> _SHORT EXERCISE_: Transcribe the full listing below exactly.

> _INPUT MATERIAL_:
-- START --

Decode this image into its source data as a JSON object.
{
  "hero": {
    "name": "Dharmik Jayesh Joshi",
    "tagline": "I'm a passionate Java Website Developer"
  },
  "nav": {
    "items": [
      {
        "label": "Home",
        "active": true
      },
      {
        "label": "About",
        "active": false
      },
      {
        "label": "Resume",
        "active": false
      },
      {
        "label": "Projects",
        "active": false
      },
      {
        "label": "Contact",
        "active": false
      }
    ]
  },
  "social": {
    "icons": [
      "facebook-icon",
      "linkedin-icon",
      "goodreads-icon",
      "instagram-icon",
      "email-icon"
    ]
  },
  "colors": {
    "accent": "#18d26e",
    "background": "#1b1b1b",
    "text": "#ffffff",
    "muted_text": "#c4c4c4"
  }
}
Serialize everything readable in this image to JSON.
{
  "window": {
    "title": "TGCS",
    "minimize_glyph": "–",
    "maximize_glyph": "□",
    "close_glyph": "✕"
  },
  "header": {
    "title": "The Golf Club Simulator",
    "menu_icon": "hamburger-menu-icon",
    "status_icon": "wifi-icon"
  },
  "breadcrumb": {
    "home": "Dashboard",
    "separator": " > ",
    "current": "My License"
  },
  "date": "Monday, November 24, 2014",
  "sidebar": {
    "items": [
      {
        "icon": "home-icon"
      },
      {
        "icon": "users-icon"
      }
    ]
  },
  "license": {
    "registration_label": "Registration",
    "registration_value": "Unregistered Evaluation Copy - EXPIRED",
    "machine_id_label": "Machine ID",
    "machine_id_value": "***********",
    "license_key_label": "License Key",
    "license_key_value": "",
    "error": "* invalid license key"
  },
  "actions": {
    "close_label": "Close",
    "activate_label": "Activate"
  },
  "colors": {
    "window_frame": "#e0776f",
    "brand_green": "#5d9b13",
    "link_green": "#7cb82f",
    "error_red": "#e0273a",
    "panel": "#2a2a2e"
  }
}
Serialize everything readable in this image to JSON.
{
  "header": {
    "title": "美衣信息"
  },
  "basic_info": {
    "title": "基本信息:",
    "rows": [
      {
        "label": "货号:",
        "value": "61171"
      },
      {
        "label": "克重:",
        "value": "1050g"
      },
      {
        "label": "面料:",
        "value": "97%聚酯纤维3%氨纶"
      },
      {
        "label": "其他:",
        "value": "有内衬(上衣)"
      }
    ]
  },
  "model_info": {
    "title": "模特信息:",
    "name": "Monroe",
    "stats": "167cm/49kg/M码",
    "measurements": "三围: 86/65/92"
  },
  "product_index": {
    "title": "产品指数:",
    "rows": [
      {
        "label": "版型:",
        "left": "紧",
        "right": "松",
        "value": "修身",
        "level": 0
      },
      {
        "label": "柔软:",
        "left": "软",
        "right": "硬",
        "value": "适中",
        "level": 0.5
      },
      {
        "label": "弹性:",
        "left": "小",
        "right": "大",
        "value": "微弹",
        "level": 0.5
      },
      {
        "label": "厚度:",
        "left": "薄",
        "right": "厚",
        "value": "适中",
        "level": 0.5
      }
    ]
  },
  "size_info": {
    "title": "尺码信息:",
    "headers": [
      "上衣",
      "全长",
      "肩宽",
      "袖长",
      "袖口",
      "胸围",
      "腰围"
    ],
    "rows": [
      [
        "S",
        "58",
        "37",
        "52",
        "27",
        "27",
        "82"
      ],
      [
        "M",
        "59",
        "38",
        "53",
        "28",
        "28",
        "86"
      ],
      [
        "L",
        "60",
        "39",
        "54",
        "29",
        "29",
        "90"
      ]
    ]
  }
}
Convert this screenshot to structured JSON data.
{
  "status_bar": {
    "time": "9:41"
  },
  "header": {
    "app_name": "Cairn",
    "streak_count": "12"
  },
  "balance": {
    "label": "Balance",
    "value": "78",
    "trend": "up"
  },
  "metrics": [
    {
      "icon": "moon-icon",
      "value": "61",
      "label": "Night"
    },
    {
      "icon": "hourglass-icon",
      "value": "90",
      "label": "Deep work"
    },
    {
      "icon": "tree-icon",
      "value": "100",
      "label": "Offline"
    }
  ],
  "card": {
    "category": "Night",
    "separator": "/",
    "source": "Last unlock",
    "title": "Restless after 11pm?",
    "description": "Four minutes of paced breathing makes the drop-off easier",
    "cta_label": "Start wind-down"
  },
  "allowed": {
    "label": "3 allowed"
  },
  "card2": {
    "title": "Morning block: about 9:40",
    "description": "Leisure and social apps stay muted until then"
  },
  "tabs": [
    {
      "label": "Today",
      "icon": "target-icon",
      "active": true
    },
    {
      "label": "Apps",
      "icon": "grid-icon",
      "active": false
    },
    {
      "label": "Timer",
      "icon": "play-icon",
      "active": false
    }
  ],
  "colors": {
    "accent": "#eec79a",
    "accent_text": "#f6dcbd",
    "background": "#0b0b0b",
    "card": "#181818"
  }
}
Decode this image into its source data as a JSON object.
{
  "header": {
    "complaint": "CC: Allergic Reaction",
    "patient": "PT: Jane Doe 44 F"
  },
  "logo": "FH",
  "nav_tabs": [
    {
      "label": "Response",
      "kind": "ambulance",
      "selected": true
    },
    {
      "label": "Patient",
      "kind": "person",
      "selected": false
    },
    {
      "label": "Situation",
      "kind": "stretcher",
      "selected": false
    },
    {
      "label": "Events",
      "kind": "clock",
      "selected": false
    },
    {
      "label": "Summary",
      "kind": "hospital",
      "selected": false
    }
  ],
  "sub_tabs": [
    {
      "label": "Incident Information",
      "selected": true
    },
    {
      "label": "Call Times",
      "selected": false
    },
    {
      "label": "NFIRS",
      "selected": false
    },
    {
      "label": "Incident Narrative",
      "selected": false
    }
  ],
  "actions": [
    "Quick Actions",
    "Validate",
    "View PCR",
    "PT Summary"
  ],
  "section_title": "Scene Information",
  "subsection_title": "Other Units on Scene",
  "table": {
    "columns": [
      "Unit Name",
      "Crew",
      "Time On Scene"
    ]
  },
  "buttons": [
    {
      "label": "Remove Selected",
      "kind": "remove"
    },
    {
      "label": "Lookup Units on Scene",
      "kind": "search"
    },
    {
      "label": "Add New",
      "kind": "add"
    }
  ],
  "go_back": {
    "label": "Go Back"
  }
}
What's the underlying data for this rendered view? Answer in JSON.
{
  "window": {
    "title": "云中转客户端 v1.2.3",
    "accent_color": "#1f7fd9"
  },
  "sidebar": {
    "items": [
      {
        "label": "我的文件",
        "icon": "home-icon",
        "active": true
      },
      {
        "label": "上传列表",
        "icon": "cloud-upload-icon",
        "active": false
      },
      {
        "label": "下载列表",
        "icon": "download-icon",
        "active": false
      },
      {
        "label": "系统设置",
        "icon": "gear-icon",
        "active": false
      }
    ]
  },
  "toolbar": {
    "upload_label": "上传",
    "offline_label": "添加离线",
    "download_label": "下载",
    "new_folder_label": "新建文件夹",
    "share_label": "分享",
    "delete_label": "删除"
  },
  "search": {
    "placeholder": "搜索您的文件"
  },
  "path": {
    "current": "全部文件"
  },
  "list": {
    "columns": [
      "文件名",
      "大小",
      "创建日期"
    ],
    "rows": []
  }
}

-- END --

> _THE SOLUTION_:
Decode this image into its source data as a JSON object.
{
  "hero": {
    "name": "Dharmik Jayesh Joshi",
    "tagline": "I'm a passionate Java Website Developer"
  },
  "nav": {
    "items": [
      {
        "label": "Home",
        "active": true
      },
      {
        "label": "About",
        "active": false
      },
      {
        "label": "Resume",
        "active": false
      },
      {
        "label": "Projects",
        "active": false
      },
      {
        "label": "Contact",
        "active": false
      }
    ]
  },
  "social": {
    "icons": [
      "facebook-icon",
      "linkedin-icon",
      "goodreads-icon",
      "instagram-icon",
      "email-icon"
    ]
  },
  "colors": {
    "accent": "#18d26e",
    "background": "#1b1b1b",
    "text": "#ffffff",
    "muted_text": "#c4c4c4"
  }
}
Serialize everything readable in this image to JSON.
{
  "window": {
    "title": "TGCS",
    "minimize_glyph": "–",
    "maximize_glyph": "□",
    "close_glyph": "✕"
  },
  "header": {
    "title": "The Golf Club Simulator",
    "menu_icon": "hamburger-menu-icon",
    "status_icon": "wifi-icon"
  },
  "breadcrumb": {
    "home": "Dashboard",
    "separator": " > ",
    "current": "My License"
  },
  "date": "Monday, November 24, 2014",
  "sidebar": {
    "items": [
      {
        "icon": "home-icon"
      },
      {
        "icon": "users-icon"
      }
    ]
  },
  "license": {
    "registration_label": "Registration",
    "registration_value": "Unregistered Evaluation Copy - EXPIRED",
    "machine_id_label": "Machine ID",
    "machine_id_value": "***********",
    "license_key_label": "License Key",
    "license_key_value": "",
    "error": "* invalid license key"
  },
  "actions": {
    "close_label": "Close",
    "activate_label": "Activate"
  },
  "colors": {
    "window_frame": "#e0776f",
    "brand_green": "#5d9b13",
    "link_green": "#7cb82f",
    "error_red": "#e0273a",
    "panel": "#2a2a2e"
  }
}
Serialize everything readable in this image to JSON.
{
  "header": {
    "title": "美衣信息"
  },
  "basic_info": {
    "title": "基本信息:",
    "rows": [
      {
        "label": "货号:",
        "value": "61171"
      },
      {
        "label": "克重:",
        "value": "1050g"
      },
      {
        "label": "面料:",
        "value": "97%聚酯纤维3%氨纶"
      },
      {
        "label": "其他:",
        "value": "有内衬(上衣)"
      }
    ]
  },
  "model_info": {
    "title": "模特信息:",
    "name": "Monroe",
    "stats": "167cm/49kg/M码",
    "measurements": "三围: 86/65/92"
  },
  "product_index": {
    "title": "产品指数:",
    "rows": [
      {
        "label": "版型:",
        "left": "紧",
        "right": "松",
        "value": "修身",
        "level": 0
      },
      {
        "label": "柔软:",
        "left": "软",
        "right": "硬",
        "value": "适中",
        "level": 0.5
      },
      {
        "label": "弹性:",
        "left": "小",
        "right": "大",
        "value": "微弹",
        "level": 0.5
      },
      {
        "label": "厚度:",
        "left": "薄",
        "right": "厚",
        "value": "适中",
        "level": 0.5
      }
    ]
  },
  "size_info": {
    "title": "尺码信息:",
    "headers": [
      "上衣",
      "全长",
      "肩宽",
      "袖长",
      "袖口",
      "胸围",
      "腰围"
    ],
    "rows": [
      [
        "S",
        "58",
        "37",
        "52",
        "27",
        "27",
        "82"
      ],
      [
        "M",
        "59",
        "38",
        "53",
        "28",
        "28",
        "86"
      ],
      [
        "L",
        "60",
        "39",
        "54",
        "29",
        "29",
        "90"
      ]
    ]
  }
}
Convert this screenshot to structured JSON data.
{
  "status_bar": {
    "time": "9:41"
  },
  "header": {
    "app_name": "Cairn",
    "streak_count": "12"
  },
  "balance": {
    "label": "Balance",
    "value": "78",
    "trend": "up"
  },
  "metrics": [
    {
      "icon": "moon-icon",
      "value": "61",
      "label": "Night"
    },
    {
      "icon": "hourglass-icon",
      "value": "90",
      "label": "Deep work"
    },
    {
      "icon": "tree-icon",
      "value": "100",
      "label": "Offline"
    }
  ],
  "card": {
    "category": "Night",
    "separator": "/",
    "source": "Last unlock",
    "title": "Restless after 11pm?",
    "description": "Four minutes of paced breathing makes the drop-off easier",
    "cta_label": "Start wind-down"
  },
  "allowed": {
    "label": "3 allowed"
  },
  "card2": {
    "title": "Morning block: about 9:40",
    "description": "Leisure and social apps stay muted until then"
  },
  "tabs": [
    {
      "label": "Today",
      "icon": "target-icon",
      "active": true
    },
    {
      "label": "Apps",
      "icon": "grid-icon",
      "active": false
    },
    {
      "label": "Timer",
      "icon": "play-icon",
      "active": false
    }
  ],
  "colors": {
    "accent": "#eec79a",
    "accent_text": "#f6dcbd",
    "background": "#0b0b0b",
    "card": "#181818"
  }
}
Decode this image into its source data as a JSON object.
{
  "header": {
    "complaint": "CC: Allergic Reaction",
    "patient": "PT: Jane Doe 44 F"
  },
  "logo": "FH",
  "nav_tabs": [
    {
      "label": "Response",
      "kind": "ambulance",
      "selected": true
    },
    {
      "label": "Patient",
      "kind": "person",
      "selected": false
    },
    {
      "label": "Situation",
      "kind": "stretcher",
      "selected": false
    },
    {
      "label": "Events",
      "kind": "clock",
      "selected": false
    },
    {
      "label": "Summary",
      "kind": "hospital",
      "selected": false
    }
  ],
  "sub_tabs": [
    {
      "label": "Incident Information",
      "selected": true
    },
    {
      "label": "Call Times",
      "selected": false
    },
    {
      "label": "NFIRS",
      "selected": false
    },
    {
      "label": "Incident Narrative",
      "selected": false
    }
  ],
  "actions": [
    "Quick Actions",
    "Validate",
    "View PCR",
    "PT Summary"
  ],
  "section_title": "Scene Information",
  "subsection_title": "Other Units on Scene",
  "table": {
    "columns": [
      "Unit Name",
      "Crew",
      "Time On Scene"
    ]
  },
  "buttons": [
    {
      "label": "Remove Selected",
      "kind": "remove"
    },
    {
      "label": "Lookup Units on Scene",
      "kind": "search"
    },
    {
      "label": "Add New",
      "kind": "add"
    }
  ],
  "go_back": {
    "label": "Go Back"
  }
}
What's the underlying data for this rendered view? Answer in JSON.
{
  "window": {
    "title": "云中转客户端 v1.2.3",
    "accent_color": "#1f7fd9"
  },
  "sidebar": {
    "items": [
      {
        "label": "我的文件",
        "icon": "home-icon",
        "active": true
      },
      {
        "label": "上传列表",
        "icon": "cloud-upload-icon",
        "active": false
      },
      {
        "label": "下载列表",
        "icon": "download-icon",
        "active": false
      },
      {
        "label": "系统设置",
        "icon": "gear-icon",
        "active": false
      }
    ]
  },
  "toolbar": {
    "upload_label": "上传",
    "offline_label": "添加离线",
    "download_label": "下载",
    "new_folder_label": "新建文件夹",
    "share_label": "分享",
    "delete_label": "删除"
  },
  "search": {
    "placeholder": "搜索您的文件"
  },
  "path": {
    "current": "全部文件"
  },
  "list": {
    "columns": [
      "文件名",
      "大小",
      "创建日期"
    ],
    "rows": []
  }
}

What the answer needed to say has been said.